- AIM OF THE TASK -
Copy out all of the data below, line for line, with no changes.

- - - -

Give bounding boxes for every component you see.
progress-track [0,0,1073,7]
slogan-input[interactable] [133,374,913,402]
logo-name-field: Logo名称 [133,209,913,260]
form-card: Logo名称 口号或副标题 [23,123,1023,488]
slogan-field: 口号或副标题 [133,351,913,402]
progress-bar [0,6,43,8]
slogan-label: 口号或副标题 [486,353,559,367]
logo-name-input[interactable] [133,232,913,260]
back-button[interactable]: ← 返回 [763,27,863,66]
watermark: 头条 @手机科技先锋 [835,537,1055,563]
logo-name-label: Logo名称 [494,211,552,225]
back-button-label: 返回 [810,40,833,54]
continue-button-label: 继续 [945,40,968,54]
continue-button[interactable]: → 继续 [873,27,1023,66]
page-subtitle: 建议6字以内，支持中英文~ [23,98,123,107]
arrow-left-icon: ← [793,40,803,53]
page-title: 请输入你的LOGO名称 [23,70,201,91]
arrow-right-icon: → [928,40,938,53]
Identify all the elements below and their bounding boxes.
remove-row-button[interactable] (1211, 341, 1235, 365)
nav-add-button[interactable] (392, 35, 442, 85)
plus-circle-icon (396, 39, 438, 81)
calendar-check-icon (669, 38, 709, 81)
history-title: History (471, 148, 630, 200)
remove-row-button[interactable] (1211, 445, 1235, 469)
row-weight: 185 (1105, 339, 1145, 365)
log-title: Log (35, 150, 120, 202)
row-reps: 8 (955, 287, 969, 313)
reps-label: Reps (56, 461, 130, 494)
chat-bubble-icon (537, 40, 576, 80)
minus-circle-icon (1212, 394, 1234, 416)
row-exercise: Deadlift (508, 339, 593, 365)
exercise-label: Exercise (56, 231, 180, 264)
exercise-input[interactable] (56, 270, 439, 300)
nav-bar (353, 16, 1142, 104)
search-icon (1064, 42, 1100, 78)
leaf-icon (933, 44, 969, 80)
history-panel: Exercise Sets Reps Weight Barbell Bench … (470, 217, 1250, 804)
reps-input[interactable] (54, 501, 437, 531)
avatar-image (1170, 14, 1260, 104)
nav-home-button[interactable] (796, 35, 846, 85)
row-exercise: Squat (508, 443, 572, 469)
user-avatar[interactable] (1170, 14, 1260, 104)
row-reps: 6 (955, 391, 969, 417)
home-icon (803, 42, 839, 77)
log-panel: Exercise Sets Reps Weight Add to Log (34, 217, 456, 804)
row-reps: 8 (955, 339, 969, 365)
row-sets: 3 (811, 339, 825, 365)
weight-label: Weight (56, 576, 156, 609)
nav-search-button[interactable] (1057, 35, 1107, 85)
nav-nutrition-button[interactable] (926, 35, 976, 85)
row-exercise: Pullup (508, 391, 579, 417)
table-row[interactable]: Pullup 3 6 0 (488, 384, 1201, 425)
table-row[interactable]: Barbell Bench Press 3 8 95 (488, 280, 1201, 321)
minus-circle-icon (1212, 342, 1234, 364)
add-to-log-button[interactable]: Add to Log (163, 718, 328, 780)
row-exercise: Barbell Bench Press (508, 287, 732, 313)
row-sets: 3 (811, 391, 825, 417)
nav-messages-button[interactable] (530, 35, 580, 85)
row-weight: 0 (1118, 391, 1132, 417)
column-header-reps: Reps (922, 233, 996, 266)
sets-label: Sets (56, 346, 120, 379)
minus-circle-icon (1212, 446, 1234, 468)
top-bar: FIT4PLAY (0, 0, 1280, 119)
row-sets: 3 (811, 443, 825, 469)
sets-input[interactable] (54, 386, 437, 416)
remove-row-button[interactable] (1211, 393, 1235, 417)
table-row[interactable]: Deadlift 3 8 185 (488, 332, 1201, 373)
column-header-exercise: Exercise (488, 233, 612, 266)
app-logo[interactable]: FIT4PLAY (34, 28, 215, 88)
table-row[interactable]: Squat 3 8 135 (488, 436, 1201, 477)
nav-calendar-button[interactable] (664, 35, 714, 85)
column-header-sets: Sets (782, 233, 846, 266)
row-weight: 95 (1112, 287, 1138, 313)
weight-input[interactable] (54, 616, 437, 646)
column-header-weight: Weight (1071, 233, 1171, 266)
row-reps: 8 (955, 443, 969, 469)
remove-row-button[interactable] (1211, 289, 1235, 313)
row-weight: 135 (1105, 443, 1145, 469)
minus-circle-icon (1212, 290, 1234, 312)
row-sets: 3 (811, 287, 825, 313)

- - - -

- ANSWER FOR THE TASK -
Give bounding boxes for every component you see.
progress-track [0,0,1073,7]
slogan-input[interactable] [133,374,913,402]
logo-name-field: Logo名称 [133,209,913,260]
form-card: Logo名称 口号或副标题 [23,123,1023,488]
slogan-field: 口号或副标题 [133,351,913,402]
progress-bar [0,6,43,8]
slogan-label: 口号或副标题 [486,353,559,367]
logo-name-input[interactable] [133,232,913,260]
back-button[interactable]: ← 返回 [763,27,863,66]
watermark: 头条 @手机科技先锋 [835,537,1055,563]
logo-name-label: Logo名称 [494,211,552,225]
back-button-label: 返回 [810,40,833,54]
continue-button-label: 继续 [945,40,968,54]
continue-button[interactable]: → 继续 [873,27,1023,66]
page-subtitle: 建议6字以内，支持中英文~ [23,98,123,107]
arrow-left-icon: ← [793,40,803,53]
page-title: 请输入你的LOGO名称 [23,70,201,91]
arrow-right-icon: → [928,40,938,53]
Identify all the elements below and their bounding boxes.
remove-row-button[interactable] (1211, 341, 1235, 365)
nav-add-button[interactable] (392, 35, 442, 85)
plus-circle-icon (396, 39, 438, 81)
calendar-check-icon (669, 38, 709, 81)
history-title: History (471, 148, 630, 200)
remove-row-button[interactable] (1211, 445, 1235, 469)
row-weight: 185 (1105, 339, 1145, 365)
log-title: Log (35, 150, 120, 202)
row-reps: 8 (955, 287, 969, 313)
reps-label: Reps (56, 461, 130, 494)
chat-bubble-icon (537, 40, 576, 80)
minus-circle-icon (1212, 394, 1234, 416)
row-exercise: Deadlift (508, 339, 593, 365)
exercise-label: Exercise (56, 231, 180, 264)
exercise-input[interactable] (56, 270, 439, 300)
nav-bar (353, 16, 1142, 104)
search-icon (1064, 42, 1100, 78)
leaf-icon (933, 44, 969, 80)
history-panel: Exercise Sets Reps Weight Barbell Bench … (470, 217, 1250, 804)
reps-input[interactable] (54, 501, 437, 531)
avatar-image (1170, 14, 1260, 104)
nav-home-button[interactable] (796, 35, 846, 85)
row-exercise: Squat (508, 443, 572, 469)
user-avatar[interactable] (1170, 14, 1260, 104)
row-reps: 6 (955, 391, 969, 417)
home-icon (803, 42, 839, 77)
log-panel: Exercise Sets Reps Weight Add to Log (34, 217, 456, 804)
row-reps: 8 (955, 339, 969, 365)
row-sets: 3 (811, 339, 825, 365)
weight-label: Weight (56, 576, 156, 609)
nav-search-button[interactable] (1057, 35, 1107, 85)
nav-nutrition-button[interactable] (926, 35, 976, 85)
row-exercise: Pullup (508, 391, 579, 417)
table-row[interactable]: Pullup 3 6 0 (488, 384, 1201, 425)
table-row[interactable]: Barbell Bench Press 3 8 95 (488, 280, 1201, 321)
minus-circle-icon (1212, 342, 1234, 364)
add-to-log-button[interactable]: Add to Log (163, 718, 328, 780)
row-exercise: Barbell Bench Press (508, 287, 732, 313)
row-sets: 3 (811, 391, 825, 417)
nav-messages-button[interactable] (530, 35, 580, 85)
row-weight: 0 (1118, 391, 1132, 417)
column-header-reps: Reps (922, 233, 996, 266)
sets-label: Sets (56, 346, 120, 379)
minus-circle-icon (1212, 446, 1234, 468)
top-bar: FIT4PLAY (0, 0, 1280, 119)
row-sets: 3 (811, 443, 825, 469)
sets-input[interactable] (54, 386, 437, 416)
remove-row-button[interactable] (1211, 393, 1235, 417)
table-row[interactable]: Deadlift 3 8 185 (488, 332, 1201, 373)
column-header-exercise: Exercise (488, 233, 612, 266)
app-logo[interactable]: FIT4PLAY (34, 28, 215, 88)
table-row[interactable]: Squat 3 8 135 (488, 436, 1201, 477)
nav-calendar-button[interactable] (664, 35, 714, 85)
column-header-sets: Sets (782, 233, 846, 266)
row-weight: 95 (1112, 287, 1138, 313)
weight-input[interactable] (54, 616, 437, 646)
column-header-weight: Weight (1071, 233, 1171, 266)
row-reps: 8 (955, 443, 969, 469)
remove-row-button[interactable] (1211, 289, 1235, 313)
row-weight: 135 (1105, 443, 1145, 469)
minus-circle-icon (1212, 290, 1234, 312)
row-sets: 3 (811, 287, 825, 313)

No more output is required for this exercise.